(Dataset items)
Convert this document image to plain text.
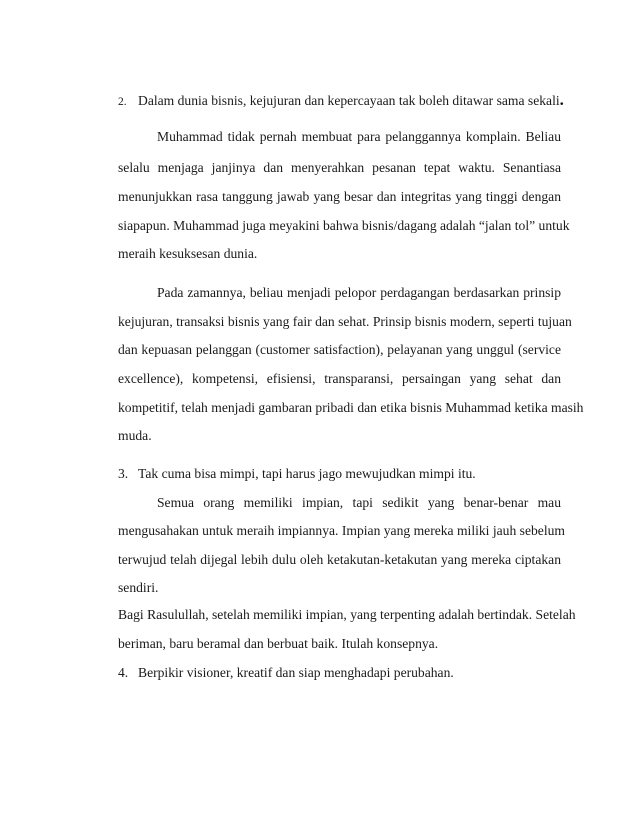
2. Dalam dunia bisnis, kejujuran dan kepercayaan tak boleh ditawar sama sekali.
Muhammad tidak pernah membuat para pelanggannya komplain. Beliau
selalu menjaga janjinya dan menyerahkan pesanan tepat waktu. Senantiasa
menunjukkan rasa tanggung jawab yang besar dan integritas yang tinggi dengan
siapapun. Muhammad juga meyakini bahwa bisnis/dagang adalah “jalan tol” untuk
meraih kesuksesan dunia.
Pada zamannya, beliau menjadi pelopor perdagangan berdasarkan prinsip
kejujuran, transaksi bisnis yang fair dan sehat. Prinsip bisnis modern, seperti tujuan
dan kepuasan pelanggan (customer satisfaction), pelayanan yang unggul (service
excellence), kompetensi, efisiensi, transparansi, persaingan yang sehat dan
kompetitif, telah menjadi gambaran pribadi dan etika bisnis Muhammad ketika masih
muda.
3. Tak cuma bisa mimpi, tapi harus jago mewujudkan mimpi itu.
Semua orang memiliki impian, tapi sedikit yang benar-benar mau
mengusahakan untuk meraih impiannya. Impian yang mereka miliki jauh sebelum
terwujud telah dijegal lebih dulu oleh ketakutan-ketakutan yang mereka ciptakan
sendiri.
Bagi Rasulullah, setelah memiliki impian, yang terpenting adalah bertindak. Setelah
beriman, baru beramal dan berbuat baik. Itulah konsepnya.
4. Berpikir visioner, kreatif dan siap menghadapi perubahan.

** EXERCISE TASK **
Which lines contain the word "menjadi"? Copy each one.

** RESPONSE BELOW **
Pada zamannya, beliau menjadi pelopor perdagangan berdasarkan prinsip
kompetitif, telah menjadi gambaran pribadi dan etika bisnis Muhammad ketika masih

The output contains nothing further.